[Data tied to figure images]

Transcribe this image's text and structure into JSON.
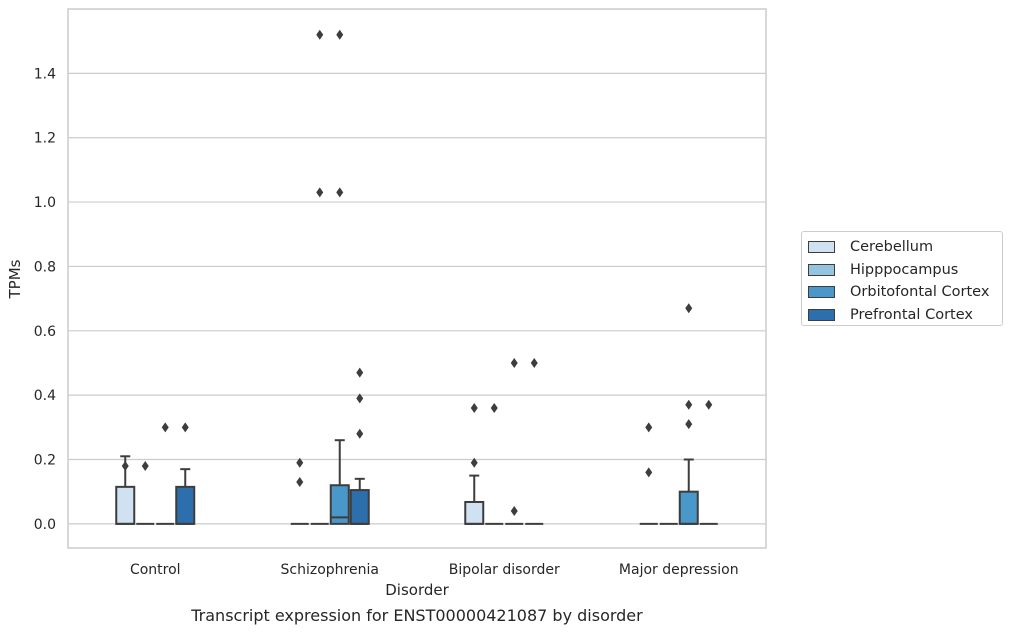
{
  "chart_data": {
    "type": "box",
    "caption": "Transcript expression for ENST00000421087 by disorder",
    "xlabel": "Disorder",
    "ylabel": "TPMs",
    "ylim": [
      -0.075,
      1.6
    ],
    "yticks": [
      0.0,
      0.2,
      0.4,
      0.6,
      0.8,
      1.0,
      1.2,
      1.4
    ],
    "ytick_labels": [
      "0.0",
      "0.2",
      "0.4",
      "0.6",
      "0.8",
      "1.0",
      "1.2",
      "1.4"
    ],
    "grid": true,
    "legend_position": "right",
    "categories": [
      "Control",
      "Schizophrenia",
      "Bipolar disorder",
      "Major depression"
    ],
    "series": [
      {
        "name": "Cerebellum",
        "color": "#d0e1f2",
        "boxes": [
          {
            "q1": 0.0,
            "median": 0.0,
            "q3": 0.115,
            "whislo": 0.0,
            "whishi": 0.21,
            "fliers": [
              0.18
            ]
          },
          {
            "q1": 0.0,
            "median": 0.0,
            "q3": 0.0,
            "whislo": 0.0,
            "whishi": 0.0,
            "fliers": [
              0.19,
              0.13
            ]
          },
          {
            "q1": 0.0,
            "median": 0.0,
            "q3": 0.068,
            "whislo": 0.0,
            "whishi": 0.15,
            "fliers": [
              0.19,
              0.36
            ]
          },
          {
            "q1": 0.0,
            "median": 0.0,
            "q3": 0.0,
            "whislo": 0.0,
            "whishi": 0.0,
            "fliers": [
              0.3,
              0.16
            ]
          }
        ]
      },
      {
        "name": "Hipppocampus",
        "color": "#94c4df",
        "boxes": [
          {
            "q1": 0.0,
            "median": 0.0,
            "q3": 0.0,
            "whislo": 0.0,
            "whishi": 0.0,
            "fliers": [
              0.18
            ]
          },
          {
            "q1": 0.0,
            "median": 0.0,
            "q3": 0.0,
            "whislo": 0.0,
            "whishi": 0.0,
            "fliers": [
              1.52,
              1.03
            ]
          },
          {
            "q1": 0.0,
            "median": 0.0,
            "q3": 0.0,
            "whislo": 0.0,
            "whishi": 0.0,
            "fliers": [
              0.36
            ]
          },
          {
            "q1": 0.0,
            "median": 0.0,
            "q3": 0.0,
            "whislo": 0.0,
            "whishi": 0.0,
            "fliers": []
          }
        ]
      },
      {
        "name": "Orbitofontal Cortex",
        "color": "#4a98c9",
        "boxes": [
          {
            "q1": 0.0,
            "median": 0.0,
            "q3": 0.0,
            "whislo": 0.0,
            "whishi": 0.0,
            "fliers": [
              0.3
            ]
          },
          {
            "q1": 0.0,
            "median": 0.02,
            "q3": 0.12,
            "whislo": 0.0,
            "whishi": 0.26,
            "fliers": [
              1.52,
              1.03
            ]
          },
          {
            "q1": 0.0,
            "median": 0.0,
            "q3": 0.0,
            "whislo": 0.0,
            "whishi": 0.0,
            "fliers": [
              0.04,
              0.5
            ]
          },
          {
            "q1": 0.0,
            "median": 0.0,
            "q3": 0.1,
            "whislo": 0.0,
            "whishi": 0.2,
            "fliers": [
              0.67,
              0.37,
              0.31
            ]
          }
        ]
      },
      {
        "name": "Prefrontal Cortex",
        "color": "#2d6fad",
        "boxes": [
          {
            "q1": 0.0,
            "median": 0.0,
            "q3": 0.115,
            "whislo": 0.0,
            "whishi": 0.17,
            "fliers": [
              0.3
            ]
          },
          {
            "q1": 0.0,
            "median": 0.0,
            "q3": 0.105,
            "whislo": 0.0,
            "whishi": 0.14,
            "fliers": [
              0.47,
              0.39,
              0.28
            ]
          },
          {
            "q1": 0.0,
            "median": 0.0,
            "q3": 0.0,
            "whislo": 0.0,
            "whishi": 0.0,
            "fliers": [
              0.5
            ]
          },
          {
            "q1": 0.0,
            "median": 0.0,
            "q3": 0.0,
            "whislo": 0.0,
            "whishi": 0.0,
            "fliers": [
              0.37
            ]
          }
        ]
      }
    ]
  }
}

YOUR GOAL ▸ Whichever lines contain the string "Cortex", select and copy them.

RIGHT ANSWER ▸
        "name": "Orbitofontal Cortex",
        "name": "Prefrontal Cortex",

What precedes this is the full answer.